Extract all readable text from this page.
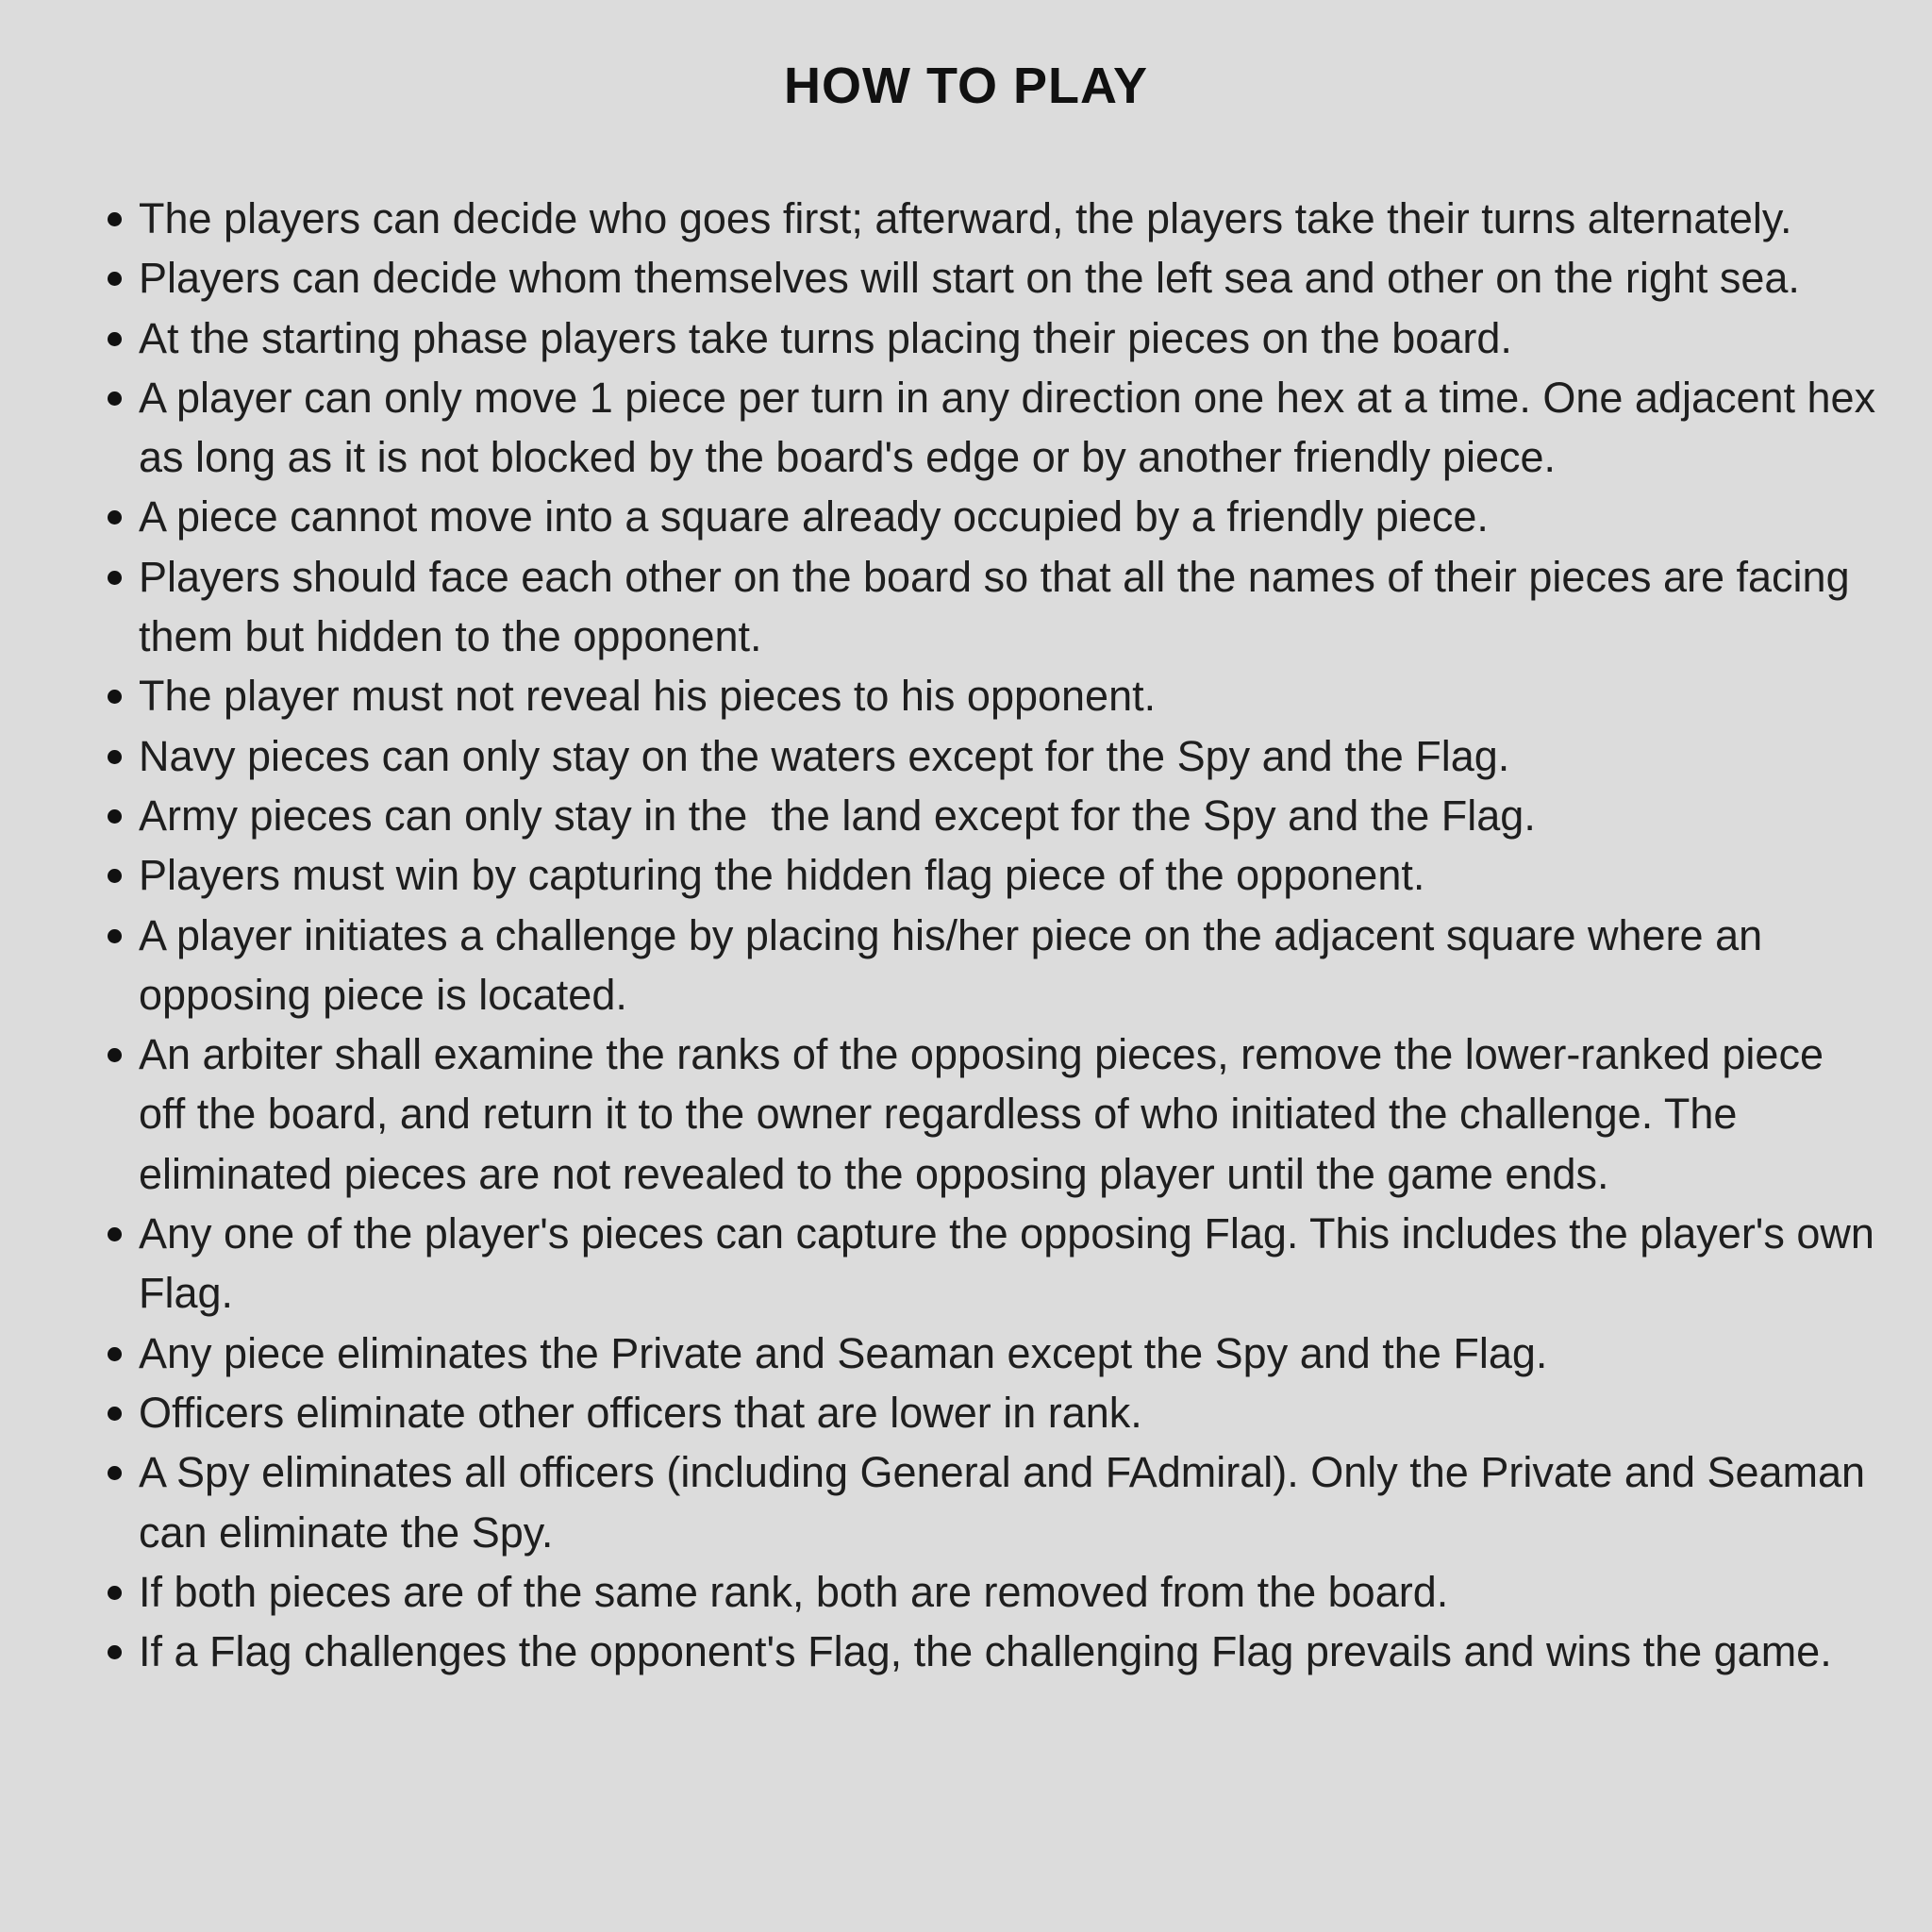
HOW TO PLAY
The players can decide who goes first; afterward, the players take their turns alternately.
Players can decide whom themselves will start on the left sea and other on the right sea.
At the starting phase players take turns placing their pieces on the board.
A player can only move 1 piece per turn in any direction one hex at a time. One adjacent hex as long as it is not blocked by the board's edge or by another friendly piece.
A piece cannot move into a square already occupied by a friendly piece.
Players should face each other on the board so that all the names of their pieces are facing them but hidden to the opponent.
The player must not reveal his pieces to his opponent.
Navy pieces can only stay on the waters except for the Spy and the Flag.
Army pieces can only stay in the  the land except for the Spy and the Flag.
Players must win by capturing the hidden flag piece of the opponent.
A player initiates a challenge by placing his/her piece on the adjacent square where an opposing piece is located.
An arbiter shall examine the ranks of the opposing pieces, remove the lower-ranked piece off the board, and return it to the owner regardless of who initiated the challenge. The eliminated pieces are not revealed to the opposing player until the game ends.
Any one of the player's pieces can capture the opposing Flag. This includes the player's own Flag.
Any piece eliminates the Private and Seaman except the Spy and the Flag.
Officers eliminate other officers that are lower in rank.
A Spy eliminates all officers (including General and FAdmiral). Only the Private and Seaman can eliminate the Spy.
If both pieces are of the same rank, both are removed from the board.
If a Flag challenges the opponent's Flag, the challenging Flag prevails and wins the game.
-- -- --
Requirement = Go through the data and gather every line that holds "adjacent".

Exercise response =
A player can only move 1 piece per turn in any direction one hex at a time. One adjacent hex as long as it is not blocked by the board's edge or by another friendly piece.
A player initiates a challenge by placing his/her piece on the adjacent square where an opposing piece is located.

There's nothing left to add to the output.